### Your task:
Beneath this task is a listing. State how many of its lines include the string "facta", giving nothing but the number.

— BEGIN Records for processing —

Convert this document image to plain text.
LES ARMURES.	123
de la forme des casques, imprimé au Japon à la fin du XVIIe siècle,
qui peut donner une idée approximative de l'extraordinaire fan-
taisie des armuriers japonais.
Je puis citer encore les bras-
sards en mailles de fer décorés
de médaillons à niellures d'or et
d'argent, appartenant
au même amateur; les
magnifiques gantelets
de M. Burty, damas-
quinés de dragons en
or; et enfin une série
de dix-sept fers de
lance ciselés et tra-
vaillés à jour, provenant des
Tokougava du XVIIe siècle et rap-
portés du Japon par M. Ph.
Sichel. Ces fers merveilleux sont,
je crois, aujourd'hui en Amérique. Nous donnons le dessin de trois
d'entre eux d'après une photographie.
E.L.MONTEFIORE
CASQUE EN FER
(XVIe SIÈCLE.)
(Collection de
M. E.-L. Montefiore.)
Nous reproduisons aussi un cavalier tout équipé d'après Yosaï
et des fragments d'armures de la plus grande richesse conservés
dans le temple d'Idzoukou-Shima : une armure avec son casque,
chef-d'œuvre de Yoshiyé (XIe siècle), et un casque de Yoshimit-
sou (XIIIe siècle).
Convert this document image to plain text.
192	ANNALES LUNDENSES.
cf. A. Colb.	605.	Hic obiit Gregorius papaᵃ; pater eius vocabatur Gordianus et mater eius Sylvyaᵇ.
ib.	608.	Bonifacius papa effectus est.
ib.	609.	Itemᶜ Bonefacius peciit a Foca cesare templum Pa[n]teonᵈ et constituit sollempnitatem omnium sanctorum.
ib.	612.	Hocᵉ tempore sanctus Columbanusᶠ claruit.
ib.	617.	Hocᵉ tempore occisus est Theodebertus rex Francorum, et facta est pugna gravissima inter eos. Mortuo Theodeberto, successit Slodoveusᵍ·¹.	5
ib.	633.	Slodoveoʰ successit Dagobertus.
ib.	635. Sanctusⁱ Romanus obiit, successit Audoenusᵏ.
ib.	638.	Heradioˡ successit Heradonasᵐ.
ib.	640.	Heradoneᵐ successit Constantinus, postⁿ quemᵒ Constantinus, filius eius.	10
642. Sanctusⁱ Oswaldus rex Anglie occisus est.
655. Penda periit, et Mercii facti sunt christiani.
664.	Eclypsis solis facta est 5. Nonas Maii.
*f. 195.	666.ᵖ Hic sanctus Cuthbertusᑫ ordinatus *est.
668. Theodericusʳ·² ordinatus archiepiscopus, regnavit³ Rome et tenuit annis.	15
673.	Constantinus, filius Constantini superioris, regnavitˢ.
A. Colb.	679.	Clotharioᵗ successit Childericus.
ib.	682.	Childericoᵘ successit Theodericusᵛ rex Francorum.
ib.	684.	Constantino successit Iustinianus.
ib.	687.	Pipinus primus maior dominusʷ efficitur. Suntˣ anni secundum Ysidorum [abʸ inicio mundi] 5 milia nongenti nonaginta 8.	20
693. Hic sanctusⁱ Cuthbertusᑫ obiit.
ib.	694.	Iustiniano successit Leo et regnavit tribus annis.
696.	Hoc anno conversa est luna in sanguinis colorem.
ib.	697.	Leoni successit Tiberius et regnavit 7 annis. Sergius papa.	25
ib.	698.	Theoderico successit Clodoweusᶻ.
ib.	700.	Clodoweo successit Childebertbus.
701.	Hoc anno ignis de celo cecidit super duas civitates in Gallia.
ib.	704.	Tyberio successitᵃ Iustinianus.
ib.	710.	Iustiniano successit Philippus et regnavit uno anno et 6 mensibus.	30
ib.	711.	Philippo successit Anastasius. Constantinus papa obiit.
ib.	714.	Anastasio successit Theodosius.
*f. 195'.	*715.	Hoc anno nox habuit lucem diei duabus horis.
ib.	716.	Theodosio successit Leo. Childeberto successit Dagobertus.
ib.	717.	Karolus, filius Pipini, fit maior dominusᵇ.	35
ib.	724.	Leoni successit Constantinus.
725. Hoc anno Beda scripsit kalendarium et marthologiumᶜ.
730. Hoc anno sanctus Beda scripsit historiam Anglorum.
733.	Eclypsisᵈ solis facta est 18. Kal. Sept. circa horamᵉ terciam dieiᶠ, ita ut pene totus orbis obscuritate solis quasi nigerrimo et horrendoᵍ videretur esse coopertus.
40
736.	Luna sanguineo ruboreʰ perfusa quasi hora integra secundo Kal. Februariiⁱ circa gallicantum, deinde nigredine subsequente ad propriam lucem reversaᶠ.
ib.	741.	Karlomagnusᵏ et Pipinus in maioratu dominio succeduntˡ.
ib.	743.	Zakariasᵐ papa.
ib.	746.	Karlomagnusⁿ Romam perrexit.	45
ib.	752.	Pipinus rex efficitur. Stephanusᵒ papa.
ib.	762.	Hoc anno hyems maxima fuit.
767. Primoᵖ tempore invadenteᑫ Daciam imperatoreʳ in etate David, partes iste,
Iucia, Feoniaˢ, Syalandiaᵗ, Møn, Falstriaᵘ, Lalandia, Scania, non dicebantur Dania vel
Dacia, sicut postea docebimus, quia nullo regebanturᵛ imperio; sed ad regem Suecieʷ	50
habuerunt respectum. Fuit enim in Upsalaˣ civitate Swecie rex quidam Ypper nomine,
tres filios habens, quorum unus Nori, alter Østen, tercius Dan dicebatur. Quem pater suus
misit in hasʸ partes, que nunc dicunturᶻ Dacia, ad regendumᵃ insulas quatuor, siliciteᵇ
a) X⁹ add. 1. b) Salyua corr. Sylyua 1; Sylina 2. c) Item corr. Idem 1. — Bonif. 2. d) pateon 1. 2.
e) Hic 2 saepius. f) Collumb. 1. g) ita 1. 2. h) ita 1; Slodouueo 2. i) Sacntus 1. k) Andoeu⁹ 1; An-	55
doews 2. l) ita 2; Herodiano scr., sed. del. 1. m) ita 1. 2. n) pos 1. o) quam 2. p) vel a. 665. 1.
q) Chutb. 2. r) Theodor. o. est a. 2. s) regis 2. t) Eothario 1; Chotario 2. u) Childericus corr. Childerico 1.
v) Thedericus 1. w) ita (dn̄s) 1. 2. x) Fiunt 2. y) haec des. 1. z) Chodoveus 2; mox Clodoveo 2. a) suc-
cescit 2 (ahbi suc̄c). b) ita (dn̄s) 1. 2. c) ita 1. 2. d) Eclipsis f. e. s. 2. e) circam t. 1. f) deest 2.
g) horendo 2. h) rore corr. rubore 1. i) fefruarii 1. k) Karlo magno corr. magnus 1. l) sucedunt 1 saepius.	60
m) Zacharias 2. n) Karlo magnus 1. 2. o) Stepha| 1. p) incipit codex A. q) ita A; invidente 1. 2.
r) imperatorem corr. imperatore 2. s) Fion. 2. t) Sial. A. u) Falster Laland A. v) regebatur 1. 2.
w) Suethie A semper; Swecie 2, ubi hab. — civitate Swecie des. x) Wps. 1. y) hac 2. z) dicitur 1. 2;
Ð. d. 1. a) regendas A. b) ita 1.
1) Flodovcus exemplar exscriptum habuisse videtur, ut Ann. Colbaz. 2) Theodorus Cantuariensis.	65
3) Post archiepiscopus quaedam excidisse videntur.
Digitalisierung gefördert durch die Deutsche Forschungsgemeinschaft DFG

— END Records for processing —

### Answer:
3